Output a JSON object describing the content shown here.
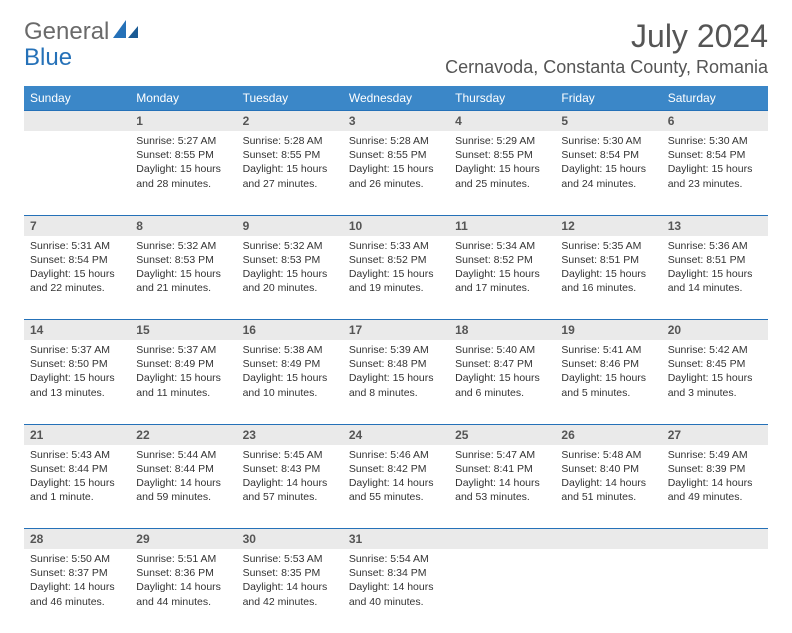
{
  "logo": {
    "part1": "General",
    "part2": "Blue"
  },
  "title": "July 2024",
  "location": "Cernavoda, Constanta County, Romania",
  "colors": {
    "header_bg": "#3b87c8",
    "header_text": "#ffffff",
    "daynum_bg": "#eaeaea",
    "daynum_border": "#2571b8",
    "text": "#333333",
    "logo_gray": "#6a6a6a",
    "logo_blue": "#2571b8"
  },
  "day_headers": [
    "Sunday",
    "Monday",
    "Tuesday",
    "Wednesday",
    "Thursday",
    "Friday",
    "Saturday"
  ],
  "weeks": [
    [
      {
        "n": "",
        "sunrise": "",
        "sunset": "",
        "daylight": ""
      },
      {
        "n": "1",
        "sunrise": "Sunrise: 5:27 AM",
        "sunset": "Sunset: 8:55 PM",
        "daylight": "Daylight: 15 hours and 28 minutes."
      },
      {
        "n": "2",
        "sunrise": "Sunrise: 5:28 AM",
        "sunset": "Sunset: 8:55 PM",
        "daylight": "Daylight: 15 hours and 27 minutes."
      },
      {
        "n": "3",
        "sunrise": "Sunrise: 5:28 AM",
        "sunset": "Sunset: 8:55 PM",
        "daylight": "Daylight: 15 hours and 26 minutes."
      },
      {
        "n": "4",
        "sunrise": "Sunrise: 5:29 AM",
        "sunset": "Sunset: 8:55 PM",
        "daylight": "Daylight: 15 hours and 25 minutes."
      },
      {
        "n": "5",
        "sunrise": "Sunrise: 5:30 AM",
        "sunset": "Sunset: 8:54 PM",
        "daylight": "Daylight: 15 hours and 24 minutes."
      },
      {
        "n": "6",
        "sunrise": "Sunrise: 5:30 AM",
        "sunset": "Sunset: 8:54 PM",
        "daylight": "Daylight: 15 hours and 23 minutes."
      }
    ],
    [
      {
        "n": "7",
        "sunrise": "Sunrise: 5:31 AM",
        "sunset": "Sunset: 8:54 PM",
        "daylight": "Daylight: 15 hours and 22 minutes."
      },
      {
        "n": "8",
        "sunrise": "Sunrise: 5:32 AM",
        "sunset": "Sunset: 8:53 PM",
        "daylight": "Daylight: 15 hours and 21 minutes."
      },
      {
        "n": "9",
        "sunrise": "Sunrise: 5:32 AM",
        "sunset": "Sunset: 8:53 PM",
        "daylight": "Daylight: 15 hours and 20 minutes."
      },
      {
        "n": "10",
        "sunrise": "Sunrise: 5:33 AM",
        "sunset": "Sunset: 8:52 PM",
        "daylight": "Daylight: 15 hours and 19 minutes."
      },
      {
        "n": "11",
        "sunrise": "Sunrise: 5:34 AM",
        "sunset": "Sunset: 8:52 PM",
        "daylight": "Daylight: 15 hours and 17 minutes."
      },
      {
        "n": "12",
        "sunrise": "Sunrise: 5:35 AM",
        "sunset": "Sunset: 8:51 PM",
        "daylight": "Daylight: 15 hours and 16 minutes."
      },
      {
        "n": "13",
        "sunrise": "Sunrise: 5:36 AM",
        "sunset": "Sunset: 8:51 PM",
        "daylight": "Daylight: 15 hours and 14 minutes."
      }
    ],
    [
      {
        "n": "14",
        "sunrise": "Sunrise: 5:37 AM",
        "sunset": "Sunset: 8:50 PM",
        "daylight": "Daylight: 15 hours and 13 minutes."
      },
      {
        "n": "15",
        "sunrise": "Sunrise: 5:37 AM",
        "sunset": "Sunset: 8:49 PM",
        "daylight": "Daylight: 15 hours and 11 minutes."
      },
      {
        "n": "16",
        "sunrise": "Sunrise: 5:38 AM",
        "sunset": "Sunset: 8:49 PM",
        "daylight": "Daylight: 15 hours and 10 minutes."
      },
      {
        "n": "17",
        "sunrise": "Sunrise: 5:39 AM",
        "sunset": "Sunset: 8:48 PM",
        "daylight": "Daylight: 15 hours and 8 minutes."
      },
      {
        "n": "18",
        "sunrise": "Sunrise: 5:40 AM",
        "sunset": "Sunset: 8:47 PM",
        "daylight": "Daylight: 15 hours and 6 minutes."
      },
      {
        "n": "19",
        "sunrise": "Sunrise: 5:41 AM",
        "sunset": "Sunset: 8:46 PM",
        "daylight": "Daylight: 15 hours and 5 minutes."
      },
      {
        "n": "20",
        "sunrise": "Sunrise: 5:42 AM",
        "sunset": "Sunset: 8:45 PM",
        "daylight": "Daylight: 15 hours and 3 minutes."
      }
    ],
    [
      {
        "n": "21",
        "sunrise": "Sunrise: 5:43 AM",
        "sunset": "Sunset: 8:44 PM",
        "daylight": "Daylight: 15 hours and 1 minute."
      },
      {
        "n": "22",
        "sunrise": "Sunrise: 5:44 AM",
        "sunset": "Sunset: 8:44 PM",
        "daylight": "Daylight: 14 hours and 59 minutes."
      },
      {
        "n": "23",
        "sunrise": "Sunrise: 5:45 AM",
        "sunset": "Sunset: 8:43 PM",
        "daylight": "Daylight: 14 hours and 57 minutes."
      },
      {
        "n": "24",
        "sunrise": "Sunrise: 5:46 AM",
        "sunset": "Sunset: 8:42 PM",
        "daylight": "Daylight: 14 hours and 55 minutes."
      },
      {
        "n": "25",
        "sunrise": "Sunrise: 5:47 AM",
        "sunset": "Sunset: 8:41 PM",
        "daylight": "Daylight: 14 hours and 53 minutes."
      },
      {
        "n": "26",
        "sunrise": "Sunrise: 5:48 AM",
        "sunset": "Sunset: 8:40 PM",
        "daylight": "Daylight: 14 hours and 51 minutes."
      },
      {
        "n": "27",
        "sunrise": "Sunrise: 5:49 AM",
        "sunset": "Sunset: 8:39 PM",
        "daylight": "Daylight: 14 hours and 49 minutes."
      }
    ],
    [
      {
        "n": "28",
        "sunrise": "Sunrise: 5:50 AM",
        "sunset": "Sunset: 8:37 PM",
        "daylight": "Daylight: 14 hours and 46 minutes."
      },
      {
        "n": "29",
        "sunrise": "Sunrise: 5:51 AM",
        "sunset": "Sunset: 8:36 PM",
        "daylight": "Daylight: 14 hours and 44 minutes."
      },
      {
        "n": "30",
        "sunrise": "Sunrise: 5:53 AM",
        "sunset": "Sunset: 8:35 PM",
        "daylight": "Daylight: 14 hours and 42 minutes."
      },
      {
        "n": "31",
        "sunrise": "Sunrise: 5:54 AM",
        "sunset": "Sunset: 8:34 PM",
        "daylight": "Daylight: 14 hours and 40 minutes."
      },
      {
        "n": "",
        "sunrise": "",
        "sunset": "",
        "daylight": ""
      },
      {
        "n": "",
        "sunrise": "",
        "sunset": "",
        "daylight": ""
      },
      {
        "n": "",
        "sunrise": "",
        "sunset": "",
        "daylight": ""
      }
    ]
  ]
}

■ TASK STATEMENT ■
Exactly as written, return every line of the listing, but not the pictures.

■ CORRECT ANSWER ■
Output a JSON object describing the content shown here.
{
  "logo": {
    "part1": "General",
    "part2": "Blue"
  },
  "title": "July 2024",
  "location": "Cernavoda, Constanta County, Romania",
  "colors": {
    "header_bg": "#3b87c8",
    "header_text": "#ffffff",
    "daynum_bg": "#eaeaea",
    "daynum_border": "#2571b8",
    "text": "#333333",
    "logo_gray": "#6a6a6a",
    "logo_blue": "#2571b8"
  },
  "day_headers": [
    "Sunday",
    "Monday",
    "Tuesday",
    "Wednesday",
    "Thursday",
    "Friday",
    "Saturday"
  ],
  "weeks": [
    [
      {
        "n": "",
        "sunrise": "",
        "sunset": "",
        "daylight": ""
      },
      {
        "n": "1",
        "sunrise": "Sunrise: 5:27 AM",
        "sunset": "Sunset: 8:55 PM",
        "daylight": "Daylight: 15 hours and 28 minutes."
      },
      {
        "n": "2",
        "sunrise": "Sunrise: 5:28 AM",
        "sunset": "Sunset: 8:55 PM",
        "daylight": "Daylight: 15 hours and 27 minutes."
      },
      {
        "n": "3",
        "sunrise": "Sunrise: 5:28 AM",
        "sunset": "Sunset: 8:55 PM",
        "daylight": "Daylight: 15 hours and 26 minutes."
      },
      {
        "n": "4",
        "sunrise": "Sunrise: 5:29 AM",
        "sunset": "Sunset: 8:55 PM",
        "daylight": "Daylight: 15 hours and 25 minutes."
      },
      {
        "n": "5",
        "sunrise": "Sunrise: 5:30 AM",
        "sunset": "Sunset: 8:54 PM",
        "daylight": "Daylight: 15 hours and 24 minutes."
      },
      {
        "n": "6",
        "sunrise": "Sunrise: 5:30 AM",
        "sunset": "Sunset: 8:54 PM",
        "daylight": "Daylight: 15 hours and 23 minutes."
      }
    ],
    [
      {
        "n": "7",
        "sunrise": "Sunrise: 5:31 AM",
        "sunset": "Sunset: 8:54 PM",
        "daylight": "Daylight: 15 hours and 22 minutes."
      },
      {
        "n": "8",
        "sunrise": "Sunrise: 5:32 AM",
        "sunset": "Sunset: 8:53 PM",
        "daylight": "Daylight: 15 hours and 21 minutes."
      },
      {
        "n": "9",
        "sunrise": "Sunrise: 5:32 AM",
        "sunset": "Sunset: 8:53 PM",
        "daylight": "Daylight: 15 hours and 20 minutes."
      },
      {
        "n": "10",
        "sunrise": "Sunrise: 5:33 AM",
        "sunset": "Sunset: 8:52 PM",
        "daylight": "Daylight: 15 hours and 19 minutes."
      },
      {
        "n": "11",
        "sunrise": "Sunrise: 5:34 AM",
        "sunset": "Sunset: 8:52 PM",
        "daylight": "Daylight: 15 hours and 17 minutes."
      },
      {
        "n": "12",
        "sunrise": "Sunrise: 5:35 AM",
        "sunset": "Sunset: 8:51 PM",
        "daylight": "Daylight: 15 hours and 16 minutes."
      },
      {
        "n": "13",
        "sunrise": "Sunrise: 5:36 AM",
        "sunset": "Sunset: 8:51 PM",
        "daylight": "Daylight: 15 hours and 14 minutes."
      }
    ],
    [
      {
        "n": "14",
        "sunrise": "Sunrise: 5:37 AM",
        "sunset": "Sunset: 8:50 PM",
        "daylight": "Daylight: 15 hours and 13 minutes."
      },
      {
        "n": "15",
        "sunrise": "Sunrise: 5:37 AM",
        "sunset": "Sunset: 8:49 PM",
        "daylight": "Daylight: 15 hours and 11 minutes."
      },
      {
        "n": "16",
        "sunrise": "Sunrise: 5:38 AM",
        "sunset": "Sunset: 8:49 PM",
        "daylight": "Daylight: 15 hours and 10 minutes."
      },
      {
        "n": "17",
        "sunrise": "Sunrise: 5:39 AM",
        "sunset": "Sunset: 8:48 PM",
        "daylight": "Daylight: 15 hours and 8 minutes."
      },
      {
        "n": "18",
        "sunrise": "Sunrise: 5:40 AM",
        "sunset": "Sunset: 8:47 PM",
        "daylight": "Daylight: 15 hours and 6 minutes."
      },
      {
        "n": "19",
        "sunrise": "Sunrise: 5:41 AM",
        "sunset": "Sunset: 8:46 PM",
        "daylight": "Daylight: 15 hours and 5 minutes."
      },
      {
        "n": "20",
        "sunrise": "Sunrise: 5:42 AM",
        "sunset": "Sunset: 8:45 PM",
        "daylight": "Daylight: 15 hours and 3 minutes."
      }
    ],
    [
      {
        "n": "21",
        "sunrise": "Sunrise: 5:43 AM",
        "sunset": "Sunset: 8:44 PM",
        "daylight": "Daylight: 15 hours and 1 minute."
      },
      {
        "n": "22",
        "sunrise": "Sunrise: 5:44 AM",
        "sunset": "Sunset: 8:44 PM",
        "daylight": "Daylight: 14 hours and 59 minutes."
      },
      {
        "n": "23",
        "sunrise": "Sunrise: 5:45 AM",
        "sunset": "Sunset: 8:43 PM",
        "daylight": "Daylight: 14 hours and 57 minutes."
      },
      {
        "n": "24",
        "sunrise": "Sunrise: 5:46 AM",
        "sunset": "Sunset: 8:42 PM",
        "daylight": "Daylight: 14 hours and 55 minutes."
      },
      {
        "n": "25",
        "sunrise": "Sunrise: 5:47 AM",
        "sunset": "Sunset: 8:41 PM",
        "daylight": "Daylight: 14 hours and 53 minutes."
      },
      {
        "n": "26",
        "sunrise": "Sunrise: 5:48 AM",
        "sunset": "Sunset: 8:40 PM",
        "daylight": "Daylight: 14 hours and 51 minutes."
      },
      {
        "n": "27",
        "sunrise": "Sunrise: 5:49 AM",
        "sunset": "Sunset: 8:39 PM",
        "daylight": "Daylight: 14 hours and 49 minutes."
      }
    ],
    [
      {
        "n": "28",
        "sunrise": "Sunrise: 5:50 AM",
        "sunset": "Sunset: 8:37 PM",
        "daylight": "Daylight: 14 hours and 46 minutes."
      },
      {
        "n": "29",
        "sunrise": "Sunrise: 5:51 AM",
        "sunset": "Sunset: 8:36 PM",
        "daylight": "Daylight: 14 hours and 44 minutes."
      },
      {
        "n": "30",
        "sunrise": "Sunrise: 5:53 AM",
        "sunset": "Sunset: 8:35 PM",
        "daylight": "Daylight: 14 hours and 42 minutes."
      },
      {
        "n": "31",
        "sunrise": "Sunrise: 5:54 AM",
        "sunset": "Sunset: 8:34 PM",
        "daylight": "Daylight: 14 hours and 40 minutes."
      },
      {
        "n": "",
        "sunrise": "",
        "sunset": "",
        "daylight": ""
      },
      {
        "n": "",
        "sunrise": "",
        "sunset": "",
        "daylight": ""
      },
      {
        "n": "",
        "sunrise": "",
        "sunset": "",
        "daylight": ""
      }
    ]
  ]
}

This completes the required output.